Task goal: Reproduce exactly the final portion of the data: every line from the one containing "Convert this screenshot" through the last line, inclusive.
Begin
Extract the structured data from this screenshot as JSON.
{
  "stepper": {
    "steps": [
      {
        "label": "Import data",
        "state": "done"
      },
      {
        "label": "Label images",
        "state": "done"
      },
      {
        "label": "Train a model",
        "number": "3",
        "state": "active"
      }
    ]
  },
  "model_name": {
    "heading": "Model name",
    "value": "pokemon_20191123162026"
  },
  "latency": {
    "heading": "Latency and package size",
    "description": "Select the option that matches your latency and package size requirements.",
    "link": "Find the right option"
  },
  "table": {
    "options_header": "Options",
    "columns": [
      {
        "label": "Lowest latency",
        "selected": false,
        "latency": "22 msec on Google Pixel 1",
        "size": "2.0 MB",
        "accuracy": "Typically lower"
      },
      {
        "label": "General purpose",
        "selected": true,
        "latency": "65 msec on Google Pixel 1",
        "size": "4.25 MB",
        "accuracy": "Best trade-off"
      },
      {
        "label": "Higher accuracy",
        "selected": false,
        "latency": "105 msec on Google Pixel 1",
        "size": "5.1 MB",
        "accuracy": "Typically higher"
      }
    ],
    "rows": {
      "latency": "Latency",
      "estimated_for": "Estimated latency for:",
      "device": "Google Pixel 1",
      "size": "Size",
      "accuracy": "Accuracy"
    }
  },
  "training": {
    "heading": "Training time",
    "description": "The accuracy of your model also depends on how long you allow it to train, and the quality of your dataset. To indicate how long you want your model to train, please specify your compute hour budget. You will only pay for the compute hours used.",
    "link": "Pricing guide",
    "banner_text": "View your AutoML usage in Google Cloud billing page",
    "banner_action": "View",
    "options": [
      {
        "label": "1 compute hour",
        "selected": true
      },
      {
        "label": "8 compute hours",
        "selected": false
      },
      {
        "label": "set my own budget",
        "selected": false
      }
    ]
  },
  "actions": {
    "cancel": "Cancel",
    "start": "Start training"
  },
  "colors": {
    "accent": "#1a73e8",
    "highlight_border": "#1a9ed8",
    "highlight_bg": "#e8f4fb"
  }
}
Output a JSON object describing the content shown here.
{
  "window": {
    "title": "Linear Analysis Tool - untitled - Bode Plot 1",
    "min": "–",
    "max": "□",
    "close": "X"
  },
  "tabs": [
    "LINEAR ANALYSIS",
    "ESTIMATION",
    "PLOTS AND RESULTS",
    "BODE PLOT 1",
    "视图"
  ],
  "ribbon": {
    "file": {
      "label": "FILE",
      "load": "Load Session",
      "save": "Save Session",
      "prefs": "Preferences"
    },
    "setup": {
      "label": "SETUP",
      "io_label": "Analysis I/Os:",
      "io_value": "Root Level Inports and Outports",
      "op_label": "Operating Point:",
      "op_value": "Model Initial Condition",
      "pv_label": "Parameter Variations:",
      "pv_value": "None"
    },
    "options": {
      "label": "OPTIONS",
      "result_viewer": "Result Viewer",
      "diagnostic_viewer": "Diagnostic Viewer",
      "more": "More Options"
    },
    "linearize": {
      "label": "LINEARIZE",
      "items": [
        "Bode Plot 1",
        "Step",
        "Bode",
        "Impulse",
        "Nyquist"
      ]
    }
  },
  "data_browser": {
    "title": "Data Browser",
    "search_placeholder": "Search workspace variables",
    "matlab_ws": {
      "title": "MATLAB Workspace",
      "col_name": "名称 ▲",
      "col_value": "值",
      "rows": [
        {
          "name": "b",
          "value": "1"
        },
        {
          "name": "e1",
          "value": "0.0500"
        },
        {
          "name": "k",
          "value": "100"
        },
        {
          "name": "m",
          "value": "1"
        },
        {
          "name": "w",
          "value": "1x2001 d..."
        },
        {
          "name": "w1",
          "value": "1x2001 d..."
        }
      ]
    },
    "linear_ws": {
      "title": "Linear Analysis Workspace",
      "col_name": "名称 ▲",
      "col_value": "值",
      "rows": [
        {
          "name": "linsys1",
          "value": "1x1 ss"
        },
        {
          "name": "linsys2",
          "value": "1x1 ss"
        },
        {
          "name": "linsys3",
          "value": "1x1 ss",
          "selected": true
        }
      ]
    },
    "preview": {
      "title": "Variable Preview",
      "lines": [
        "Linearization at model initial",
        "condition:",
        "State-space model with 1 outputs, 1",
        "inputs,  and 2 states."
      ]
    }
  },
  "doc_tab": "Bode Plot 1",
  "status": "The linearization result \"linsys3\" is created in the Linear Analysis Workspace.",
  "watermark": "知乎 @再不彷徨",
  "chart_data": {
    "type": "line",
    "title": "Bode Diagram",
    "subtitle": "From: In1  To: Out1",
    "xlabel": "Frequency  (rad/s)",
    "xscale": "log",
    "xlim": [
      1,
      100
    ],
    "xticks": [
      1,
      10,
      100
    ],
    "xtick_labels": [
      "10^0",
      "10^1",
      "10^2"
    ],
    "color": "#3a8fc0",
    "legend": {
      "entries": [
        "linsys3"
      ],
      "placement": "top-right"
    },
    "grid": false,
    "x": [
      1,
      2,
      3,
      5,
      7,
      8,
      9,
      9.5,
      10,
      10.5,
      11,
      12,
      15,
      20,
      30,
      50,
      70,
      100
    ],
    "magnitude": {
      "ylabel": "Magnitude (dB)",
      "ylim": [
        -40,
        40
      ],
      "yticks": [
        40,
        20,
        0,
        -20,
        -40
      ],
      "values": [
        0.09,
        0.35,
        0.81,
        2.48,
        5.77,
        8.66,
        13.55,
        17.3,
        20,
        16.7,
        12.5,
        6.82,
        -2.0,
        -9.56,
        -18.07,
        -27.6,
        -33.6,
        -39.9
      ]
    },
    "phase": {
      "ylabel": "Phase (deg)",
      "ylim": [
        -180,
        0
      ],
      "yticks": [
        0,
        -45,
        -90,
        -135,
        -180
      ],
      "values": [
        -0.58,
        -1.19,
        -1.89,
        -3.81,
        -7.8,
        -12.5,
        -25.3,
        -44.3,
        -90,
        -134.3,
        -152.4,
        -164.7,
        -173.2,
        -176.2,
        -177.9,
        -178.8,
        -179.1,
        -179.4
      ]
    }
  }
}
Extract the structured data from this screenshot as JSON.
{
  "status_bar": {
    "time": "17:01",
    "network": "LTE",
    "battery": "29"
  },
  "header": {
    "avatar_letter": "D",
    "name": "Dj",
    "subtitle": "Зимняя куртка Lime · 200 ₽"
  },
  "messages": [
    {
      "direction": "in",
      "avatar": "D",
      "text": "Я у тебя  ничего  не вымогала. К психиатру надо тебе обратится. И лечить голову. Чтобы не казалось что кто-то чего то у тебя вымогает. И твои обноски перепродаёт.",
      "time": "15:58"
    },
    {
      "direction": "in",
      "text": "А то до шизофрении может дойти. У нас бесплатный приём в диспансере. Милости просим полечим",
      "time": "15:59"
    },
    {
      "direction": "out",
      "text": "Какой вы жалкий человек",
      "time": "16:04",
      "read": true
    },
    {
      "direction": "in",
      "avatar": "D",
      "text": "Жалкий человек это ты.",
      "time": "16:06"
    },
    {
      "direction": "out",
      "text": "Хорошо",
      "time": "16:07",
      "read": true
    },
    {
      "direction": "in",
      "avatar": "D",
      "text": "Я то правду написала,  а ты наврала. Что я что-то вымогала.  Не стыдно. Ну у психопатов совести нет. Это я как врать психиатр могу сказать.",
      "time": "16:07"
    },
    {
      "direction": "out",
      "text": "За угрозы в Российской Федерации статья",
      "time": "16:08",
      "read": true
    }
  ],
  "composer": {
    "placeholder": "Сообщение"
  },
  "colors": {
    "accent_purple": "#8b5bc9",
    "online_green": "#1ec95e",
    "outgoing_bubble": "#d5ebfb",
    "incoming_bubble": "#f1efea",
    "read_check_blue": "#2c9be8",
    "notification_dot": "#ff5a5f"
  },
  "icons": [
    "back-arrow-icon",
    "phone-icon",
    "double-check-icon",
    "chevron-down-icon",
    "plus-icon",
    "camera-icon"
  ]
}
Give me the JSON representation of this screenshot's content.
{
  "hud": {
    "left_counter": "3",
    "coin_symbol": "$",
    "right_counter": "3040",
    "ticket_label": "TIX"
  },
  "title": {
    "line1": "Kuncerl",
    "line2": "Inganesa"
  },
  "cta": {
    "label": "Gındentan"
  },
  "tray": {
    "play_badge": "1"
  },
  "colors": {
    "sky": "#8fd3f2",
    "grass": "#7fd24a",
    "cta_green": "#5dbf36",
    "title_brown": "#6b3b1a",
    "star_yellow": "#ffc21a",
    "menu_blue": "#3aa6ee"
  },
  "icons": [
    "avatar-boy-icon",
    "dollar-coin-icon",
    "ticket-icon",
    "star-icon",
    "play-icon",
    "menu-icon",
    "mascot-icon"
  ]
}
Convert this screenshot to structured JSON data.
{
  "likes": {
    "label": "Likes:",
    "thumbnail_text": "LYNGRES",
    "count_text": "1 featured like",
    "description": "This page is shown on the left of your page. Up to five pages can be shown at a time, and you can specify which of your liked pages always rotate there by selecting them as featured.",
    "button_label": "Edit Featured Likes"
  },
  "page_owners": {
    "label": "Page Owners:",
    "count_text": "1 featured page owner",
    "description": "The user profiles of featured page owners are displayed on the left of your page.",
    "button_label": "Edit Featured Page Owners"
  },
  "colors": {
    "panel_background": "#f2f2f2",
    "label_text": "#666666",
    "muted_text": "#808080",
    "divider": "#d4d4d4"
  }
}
End
The output:
Convert this screenshot to structured JSON data.
{
  "likes": {
    "label": "Likes:",
    "thumbnail_text": "LYNGRES",
    "count_text": "1 featured like",
    "description": "This page is shown on the left of your page. Up to five pages can be shown at a time, and you can specify which of your liked pages always rotate there by selecting them as featured.",
    "button_label": "Edit Featured Likes"
  },
  "page_owners": {
    "label": "Page Owners:",
    "count_text": "1 featured page owner",
    "description": "The user profiles of featured page owners are displayed on the left of your page.",
    "button_label": "Edit Featured Page Owners"
  },
  "colors": {
    "panel_background": "#f2f2f2",
    "label_text": "#666666",
    "muted_text": "#808080",
    "divider": "#d4d4d4"
  }
}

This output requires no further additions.